[Data excerpts]
* * *

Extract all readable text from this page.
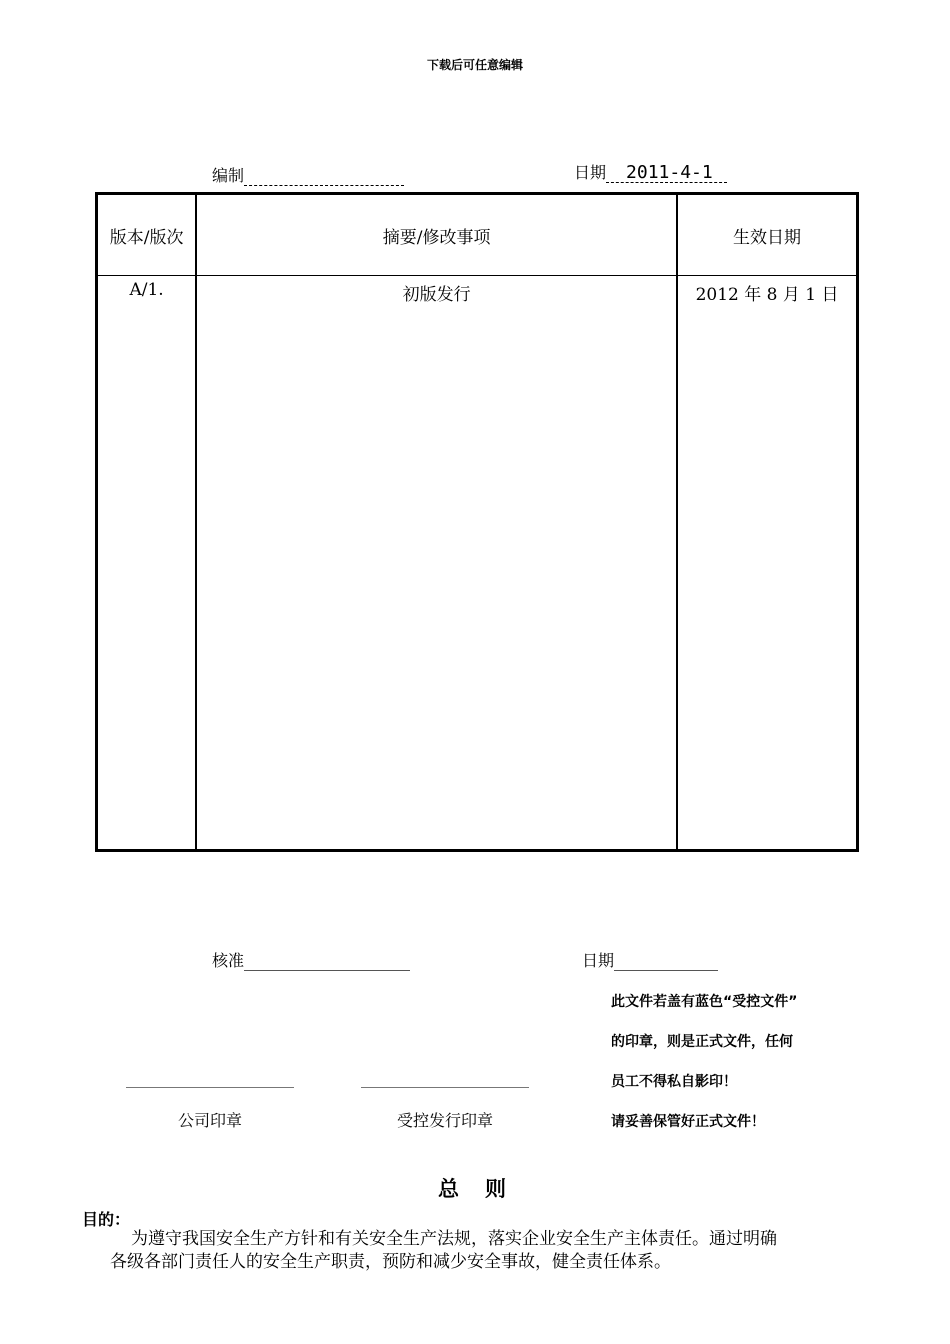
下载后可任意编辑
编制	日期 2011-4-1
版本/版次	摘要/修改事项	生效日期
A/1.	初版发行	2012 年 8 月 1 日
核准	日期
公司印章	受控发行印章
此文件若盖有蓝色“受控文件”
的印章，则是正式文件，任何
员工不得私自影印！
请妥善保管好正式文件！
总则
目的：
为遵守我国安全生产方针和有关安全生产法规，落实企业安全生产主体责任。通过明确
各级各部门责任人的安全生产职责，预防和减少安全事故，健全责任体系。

* * *

Retype the data above exactly; pictures are not part of the copy.

Extract all readable text from this page.
下载后可任意编辑
编制	日期 2011-4-1
版本/版次	摘要/修改事项	生效日期
A/1.	初版发行	2012 年 8 月 1 日
核准	日期
公司印章	受控发行印章
此文件若盖有蓝色“受控文件”
的印章，则是正式文件，任何
员工不得私自影印！
请妥善保管好正式文件！
总则
目的：
为遵守我国安全生产方针和有关安全生产法规，落实企业安全生产主体责任。通过明确
各级各部门责任人的安全生产职责，预防和减少安全事故，健全责任体系。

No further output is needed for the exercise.